* [What is needed] Copy every line of the listing below word for word, leaving out the picture.

* [Excerpted data]
........

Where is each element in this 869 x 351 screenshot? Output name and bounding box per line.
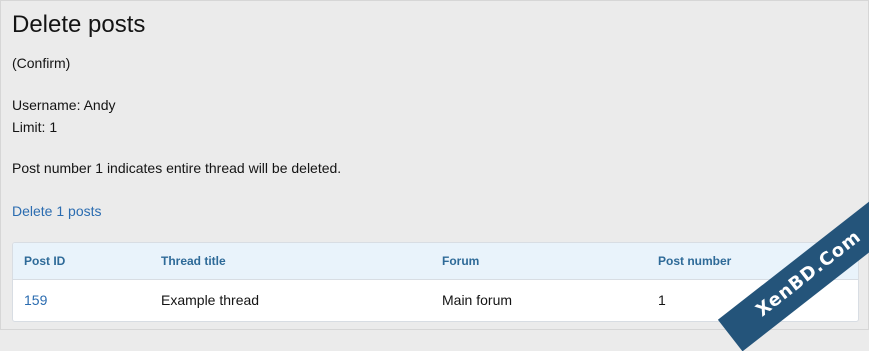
post-number-cell: 1: [658, 292, 666, 308]
delete-posts-link[interactable]: Delete 1 posts: [12, 203, 102, 219]
column-header-thread-title: Thread title: [161, 254, 226, 268]
column-header-post-number: Post number: [658, 254, 732, 268]
confirm-text: (Confirm): [12, 55, 71, 71]
page-title: Delete posts: [12, 11, 146, 38]
username-line: Username: Andy: [12, 97, 116, 113]
content-panel: Delete posts (Confirm) Username: Andy Li…: [0, 0, 869, 330]
column-header-post-id: Post ID: [24, 254, 66, 268]
thread-title-cell: Example thread: [161, 292, 260, 308]
forum-cell: Main forum: [442, 292, 513, 308]
post-id-link[interactable]: 159: [24, 292, 47, 308]
column-header-forum: Forum: [442, 254, 480, 268]
table-header: Post ID Thread title Forum Post number: [13, 243, 858, 280]
delete-note: Post number 1 indicates entire thread wi…: [12, 160, 342, 176]
limit-line: Limit: 1: [12, 119, 58, 135]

........

* [Solution for this problem]
Where is each element in this 869 x 351 screenshot? Output name and bounding box per line.
post-number-cell: 1: [658, 292, 666, 308]
delete-posts-link[interactable]: Delete 1 posts: [12, 203, 102, 219]
column-header-thread-title: Thread title: [161, 254, 226, 268]
column-header-post-number: Post number: [658, 254, 732, 268]
confirm-text: (Confirm): [12, 55, 71, 71]
page-title: Delete posts: [12, 11, 146, 38]
username-line: Username: Andy: [12, 97, 116, 113]
content-panel: Delete posts (Confirm) Username: Andy Li…: [0, 0, 869, 330]
column-header-post-id: Post ID: [24, 254, 66, 268]
thread-title-cell: Example thread: [161, 292, 260, 308]
forum-cell: Main forum: [442, 292, 513, 308]
post-id-link[interactable]: 159: [24, 292, 47, 308]
column-header-forum: Forum: [442, 254, 480, 268]
table-header: Post ID Thread title Forum Post number: [13, 243, 858, 280]
delete-note: Post number 1 indicates entire thread wi…: [12, 160, 342, 176]
limit-line: Limit: 1: [12, 119, 58, 135]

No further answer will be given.